Data items:
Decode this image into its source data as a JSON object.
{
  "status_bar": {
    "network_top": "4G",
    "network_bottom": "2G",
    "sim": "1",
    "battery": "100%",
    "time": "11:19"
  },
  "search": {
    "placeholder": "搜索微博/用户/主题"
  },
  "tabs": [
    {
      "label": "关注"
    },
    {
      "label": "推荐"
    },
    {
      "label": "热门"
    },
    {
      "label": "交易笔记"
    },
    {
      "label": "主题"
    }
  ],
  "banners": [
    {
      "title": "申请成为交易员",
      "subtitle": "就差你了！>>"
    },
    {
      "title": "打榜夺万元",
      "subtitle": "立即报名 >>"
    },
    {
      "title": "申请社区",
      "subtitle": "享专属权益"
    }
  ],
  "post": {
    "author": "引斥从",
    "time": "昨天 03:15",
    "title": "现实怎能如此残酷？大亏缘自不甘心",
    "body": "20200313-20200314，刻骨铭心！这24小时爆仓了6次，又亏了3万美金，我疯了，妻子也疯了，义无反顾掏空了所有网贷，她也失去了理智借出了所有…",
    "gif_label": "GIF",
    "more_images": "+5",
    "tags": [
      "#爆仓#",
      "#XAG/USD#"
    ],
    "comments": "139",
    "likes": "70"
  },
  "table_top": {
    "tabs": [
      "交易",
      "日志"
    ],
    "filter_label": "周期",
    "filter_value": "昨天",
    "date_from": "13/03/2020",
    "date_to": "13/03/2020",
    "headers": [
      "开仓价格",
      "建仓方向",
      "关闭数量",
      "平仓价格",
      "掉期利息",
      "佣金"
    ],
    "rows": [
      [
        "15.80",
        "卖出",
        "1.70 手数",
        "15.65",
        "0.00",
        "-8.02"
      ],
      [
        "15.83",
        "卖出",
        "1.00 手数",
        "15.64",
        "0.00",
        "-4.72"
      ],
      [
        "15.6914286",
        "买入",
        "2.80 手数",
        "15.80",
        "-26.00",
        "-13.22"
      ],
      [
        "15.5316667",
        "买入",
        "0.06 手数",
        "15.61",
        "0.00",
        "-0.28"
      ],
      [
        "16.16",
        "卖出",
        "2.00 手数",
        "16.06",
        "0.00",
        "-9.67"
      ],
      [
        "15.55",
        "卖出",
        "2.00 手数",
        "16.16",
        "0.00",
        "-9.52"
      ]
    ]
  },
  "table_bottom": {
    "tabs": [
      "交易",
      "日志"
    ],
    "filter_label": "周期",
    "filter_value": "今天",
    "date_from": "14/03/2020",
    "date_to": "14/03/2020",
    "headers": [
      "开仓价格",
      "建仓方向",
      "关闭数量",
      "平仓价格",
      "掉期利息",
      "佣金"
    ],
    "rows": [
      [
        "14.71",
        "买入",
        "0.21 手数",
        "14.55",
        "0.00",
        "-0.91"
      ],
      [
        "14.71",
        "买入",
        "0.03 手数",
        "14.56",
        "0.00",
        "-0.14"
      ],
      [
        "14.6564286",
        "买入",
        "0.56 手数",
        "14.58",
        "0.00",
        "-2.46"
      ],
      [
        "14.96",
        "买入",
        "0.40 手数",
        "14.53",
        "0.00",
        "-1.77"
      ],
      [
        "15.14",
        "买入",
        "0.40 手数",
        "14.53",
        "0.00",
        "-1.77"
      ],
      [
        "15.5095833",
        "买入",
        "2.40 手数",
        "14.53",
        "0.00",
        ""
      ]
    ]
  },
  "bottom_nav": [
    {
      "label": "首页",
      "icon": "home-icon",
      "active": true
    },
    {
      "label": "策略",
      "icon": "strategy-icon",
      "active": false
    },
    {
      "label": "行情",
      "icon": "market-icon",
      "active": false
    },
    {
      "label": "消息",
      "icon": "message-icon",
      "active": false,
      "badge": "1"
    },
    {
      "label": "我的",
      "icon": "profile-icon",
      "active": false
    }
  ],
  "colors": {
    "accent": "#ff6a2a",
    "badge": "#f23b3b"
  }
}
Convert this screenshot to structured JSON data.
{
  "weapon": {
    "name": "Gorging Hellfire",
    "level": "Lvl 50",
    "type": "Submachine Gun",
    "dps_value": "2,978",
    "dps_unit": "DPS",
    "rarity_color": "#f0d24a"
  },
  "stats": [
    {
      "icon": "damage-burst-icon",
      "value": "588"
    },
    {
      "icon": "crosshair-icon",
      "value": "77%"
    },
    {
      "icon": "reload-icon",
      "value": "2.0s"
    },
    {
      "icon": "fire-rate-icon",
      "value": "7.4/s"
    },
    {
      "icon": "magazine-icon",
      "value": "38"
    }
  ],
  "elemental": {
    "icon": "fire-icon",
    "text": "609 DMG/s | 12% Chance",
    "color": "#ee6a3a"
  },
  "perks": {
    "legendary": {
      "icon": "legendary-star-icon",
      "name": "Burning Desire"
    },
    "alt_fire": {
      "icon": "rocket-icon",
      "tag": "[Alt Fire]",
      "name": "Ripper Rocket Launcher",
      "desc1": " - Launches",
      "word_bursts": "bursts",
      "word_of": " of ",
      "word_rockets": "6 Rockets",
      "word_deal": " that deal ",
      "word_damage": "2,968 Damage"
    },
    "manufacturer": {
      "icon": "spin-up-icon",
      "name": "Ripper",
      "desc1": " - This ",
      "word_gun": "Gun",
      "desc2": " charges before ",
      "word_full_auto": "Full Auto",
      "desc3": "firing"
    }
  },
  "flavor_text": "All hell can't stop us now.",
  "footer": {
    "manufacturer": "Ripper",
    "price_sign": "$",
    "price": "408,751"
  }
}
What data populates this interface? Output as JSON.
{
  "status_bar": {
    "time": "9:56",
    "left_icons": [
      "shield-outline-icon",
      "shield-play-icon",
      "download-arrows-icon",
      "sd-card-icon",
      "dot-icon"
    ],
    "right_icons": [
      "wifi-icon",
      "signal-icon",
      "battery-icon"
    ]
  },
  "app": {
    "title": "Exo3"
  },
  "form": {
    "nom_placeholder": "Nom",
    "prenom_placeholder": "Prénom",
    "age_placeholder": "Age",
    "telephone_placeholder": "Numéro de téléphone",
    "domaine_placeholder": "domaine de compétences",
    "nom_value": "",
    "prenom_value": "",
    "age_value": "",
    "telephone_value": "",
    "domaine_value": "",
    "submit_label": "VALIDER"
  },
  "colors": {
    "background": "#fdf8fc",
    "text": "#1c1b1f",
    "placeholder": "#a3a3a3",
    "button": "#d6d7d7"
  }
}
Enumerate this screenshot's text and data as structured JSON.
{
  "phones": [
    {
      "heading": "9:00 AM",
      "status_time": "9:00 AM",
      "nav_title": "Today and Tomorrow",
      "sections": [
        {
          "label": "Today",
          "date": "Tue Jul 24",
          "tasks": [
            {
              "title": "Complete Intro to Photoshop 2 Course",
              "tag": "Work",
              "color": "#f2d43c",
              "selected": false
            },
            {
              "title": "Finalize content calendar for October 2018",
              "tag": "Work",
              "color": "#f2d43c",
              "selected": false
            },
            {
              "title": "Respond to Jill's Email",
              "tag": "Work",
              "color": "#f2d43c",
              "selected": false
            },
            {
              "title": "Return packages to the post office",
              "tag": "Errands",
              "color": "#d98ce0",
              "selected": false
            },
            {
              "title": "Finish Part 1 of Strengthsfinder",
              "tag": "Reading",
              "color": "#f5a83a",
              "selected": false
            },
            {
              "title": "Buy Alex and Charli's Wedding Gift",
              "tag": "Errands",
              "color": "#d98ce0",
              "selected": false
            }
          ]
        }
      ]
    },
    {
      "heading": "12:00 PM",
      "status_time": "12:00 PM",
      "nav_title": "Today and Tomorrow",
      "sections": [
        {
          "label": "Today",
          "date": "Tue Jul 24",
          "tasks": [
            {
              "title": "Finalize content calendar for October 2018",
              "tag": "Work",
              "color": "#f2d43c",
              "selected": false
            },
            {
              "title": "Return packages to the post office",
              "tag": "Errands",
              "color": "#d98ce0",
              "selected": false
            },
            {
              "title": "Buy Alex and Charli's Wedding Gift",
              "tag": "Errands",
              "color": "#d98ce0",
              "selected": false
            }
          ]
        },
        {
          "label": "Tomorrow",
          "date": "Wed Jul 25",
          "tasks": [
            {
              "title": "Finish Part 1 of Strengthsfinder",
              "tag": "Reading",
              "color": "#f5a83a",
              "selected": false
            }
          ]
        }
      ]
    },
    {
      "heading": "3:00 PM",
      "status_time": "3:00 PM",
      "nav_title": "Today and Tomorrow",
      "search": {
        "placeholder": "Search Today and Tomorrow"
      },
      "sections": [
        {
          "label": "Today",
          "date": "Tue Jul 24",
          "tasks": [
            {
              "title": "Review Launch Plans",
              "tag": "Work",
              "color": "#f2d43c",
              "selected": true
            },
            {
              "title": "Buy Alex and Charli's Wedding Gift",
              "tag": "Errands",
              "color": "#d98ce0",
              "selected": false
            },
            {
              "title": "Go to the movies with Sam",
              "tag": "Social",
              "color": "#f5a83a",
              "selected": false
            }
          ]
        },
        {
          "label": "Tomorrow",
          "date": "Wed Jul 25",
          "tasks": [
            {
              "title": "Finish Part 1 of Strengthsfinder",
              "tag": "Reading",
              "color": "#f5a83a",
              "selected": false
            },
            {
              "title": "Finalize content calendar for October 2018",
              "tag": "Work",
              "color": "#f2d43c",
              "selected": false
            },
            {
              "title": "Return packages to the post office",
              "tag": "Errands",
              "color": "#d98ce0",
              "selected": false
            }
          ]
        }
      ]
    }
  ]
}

**Exercise goal**
Looking at the records above, say how many lines hold the string "structured". Write nothing but the number.

**Exercise response**
2